• _WHAT YOU HAVE TO DO_: Copy out all of the material exactly.

(Stored data)
· · · · ·
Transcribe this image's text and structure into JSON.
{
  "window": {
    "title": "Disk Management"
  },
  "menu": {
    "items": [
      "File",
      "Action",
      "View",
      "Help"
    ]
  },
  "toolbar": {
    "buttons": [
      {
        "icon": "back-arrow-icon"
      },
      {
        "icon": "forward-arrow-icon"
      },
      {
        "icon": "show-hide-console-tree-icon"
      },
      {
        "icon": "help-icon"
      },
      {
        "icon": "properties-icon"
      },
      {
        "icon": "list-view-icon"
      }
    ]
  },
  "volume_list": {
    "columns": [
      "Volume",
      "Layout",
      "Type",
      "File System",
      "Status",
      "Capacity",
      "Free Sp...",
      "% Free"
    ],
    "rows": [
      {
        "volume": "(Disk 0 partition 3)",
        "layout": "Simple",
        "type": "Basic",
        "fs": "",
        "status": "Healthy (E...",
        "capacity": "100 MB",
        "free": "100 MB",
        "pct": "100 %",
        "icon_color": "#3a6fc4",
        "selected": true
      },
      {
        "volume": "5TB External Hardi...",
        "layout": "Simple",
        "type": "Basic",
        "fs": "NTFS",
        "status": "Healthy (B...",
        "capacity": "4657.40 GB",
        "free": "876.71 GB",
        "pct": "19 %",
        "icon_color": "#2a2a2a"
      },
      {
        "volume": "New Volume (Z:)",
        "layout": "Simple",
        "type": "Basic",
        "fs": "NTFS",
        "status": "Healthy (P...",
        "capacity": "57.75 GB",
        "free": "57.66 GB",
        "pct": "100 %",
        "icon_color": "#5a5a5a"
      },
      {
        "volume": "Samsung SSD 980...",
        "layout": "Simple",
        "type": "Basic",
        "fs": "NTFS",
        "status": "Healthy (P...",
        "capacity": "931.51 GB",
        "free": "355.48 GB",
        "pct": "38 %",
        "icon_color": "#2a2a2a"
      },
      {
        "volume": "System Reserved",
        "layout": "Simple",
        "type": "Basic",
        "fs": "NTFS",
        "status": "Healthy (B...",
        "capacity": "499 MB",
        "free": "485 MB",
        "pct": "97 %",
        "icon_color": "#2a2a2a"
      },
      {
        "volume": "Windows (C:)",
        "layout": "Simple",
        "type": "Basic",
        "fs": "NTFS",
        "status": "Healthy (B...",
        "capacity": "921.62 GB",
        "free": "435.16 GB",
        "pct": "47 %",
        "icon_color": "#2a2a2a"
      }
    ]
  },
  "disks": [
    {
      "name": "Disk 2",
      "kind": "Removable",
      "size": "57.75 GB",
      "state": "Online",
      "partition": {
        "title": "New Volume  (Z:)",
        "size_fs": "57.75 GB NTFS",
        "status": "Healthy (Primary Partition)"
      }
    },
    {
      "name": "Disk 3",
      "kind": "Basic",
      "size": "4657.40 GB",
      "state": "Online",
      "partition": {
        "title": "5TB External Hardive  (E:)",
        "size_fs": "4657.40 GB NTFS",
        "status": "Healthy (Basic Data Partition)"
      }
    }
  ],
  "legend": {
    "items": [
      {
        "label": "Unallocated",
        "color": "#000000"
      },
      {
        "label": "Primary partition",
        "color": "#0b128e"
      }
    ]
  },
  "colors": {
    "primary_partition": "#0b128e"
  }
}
· · · · ·
• _ANSWER FOR THE TASK_:
Transcribe this image's text and structure into JSON.
{
  "window": {
    "title": "Disk Management"
  },
  "menu": {
    "items": [
      "File",
      "Action",
      "View",
      "Help"
    ]
  },
  "toolbar": {
    "buttons": [
      {
        "icon": "back-arrow-icon"
      },
      {
        "icon": "forward-arrow-icon"
      },
      {
        "icon": "show-hide-console-tree-icon"
      },
      {
        "icon": "help-icon"
      },
      {
        "icon": "properties-icon"
      },
      {
        "icon": "list-view-icon"
      }
    ]
  },
  "volume_list": {
    "columns": [
      "Volume",
      "Layout",
      "Type",
      "File System",
      "Status",
      "Capacity",
      "Free Sp...",
      "% Free"
    ],
    "rows": [
      {
        "volume": "(Disk 0 partition 3)",
        "layout": "Simple",
        "type": "Basic",
        "fs": "",
        "status": "Healthy (E...",
        "capacity": "100 MB",
        "free": "100 MB",
        "pct": "100 %",
        "icon_color": "#3a6fc4",
        "selected": true
      },
      {
        "volume": "5TB External Hardi...",
        "layout": "Simple",
        "type": "Basic",
        "fs": "NTFS",
        "status": "Healthy (B...",
        "capacity": "4657.40 GB",
        "free": "876.71 GB",
        "pct": "19 %",
        "icon_color": "#2a2a2a"
      },
      {
        "volume": "New Volume (Z:)",
        "layout": "Simple",
        "type": "Basic",
        "fs": "NTFS",
        "status": "Healthy (P...",
        "capacity": "57.75 GB",
        "free": "57.66 GB",
        "pct": "100 %",
        "icon_color": "#5a5a5a"
      },
      {
        "volume": "Samsung SSD 980...",
        "layout": "Simple",
        "type": "Basic",
        "fs": "NTFS",
        "status": "Healthy (P...",
        "capacity": "931.51 GB",
        "free": "355.48 GB",
        "pct": "38 %",
        "icon_color": "#2a2a2a"
      },
      {
        "volume": "System Reserved",
        "layout": "Simple",
        "type": "Basic",
        "fs": "NTFS",
        "status": "Healthy (B...",
        "capacity": "499 MB",
        "free": "485 MB",
        "pct": "97 %",
        "icon_color": "#2a2a2a"
      },
      {
        "volume": "Windows (C:)",
        "layout": "Simple",
        "type": "Basic",
        "fs": "NTFS",
        "status": "Healthy (B...",
        "capacity": "921.62 GB",
        "free": "435.16 GB",
        "pct": "47 %",
        "icon_color": "#2a2a2a"
      }
    ]
  },
  "disks": [
    {
      "name": "Disk 2",
      "kind": "Removable",
      "size": "57.75 GB",
      "state": "Online",
      "partition": {
        "title": "New Volume  (Z:)",
        "size_fs": "57.75 GB NTFS",
        "status": "Healthy (Primary Partition)"
      }
    },
    {
      "name": "Disk 3",
      "kind": "Basic",
      "size": "4657.40 GB",
      "state": "Online",
      "partition": {
        "title": "5TB External Hardive  (E:)",
        "size_fs": "4657.40 GB NTFS",
        "status": "Healthy (Basic Data Partition)"
      }
    }
  ],
  "legend": {
    "items": [
      {
        "label": "Unallocated",
        "color": "#000000"
      },
      {
        "label": "Primary partition",
        "color": "#0b128e"
      }
    ]
  },
  "colors": {
    "primary_partition": "#0b128e"
  }
}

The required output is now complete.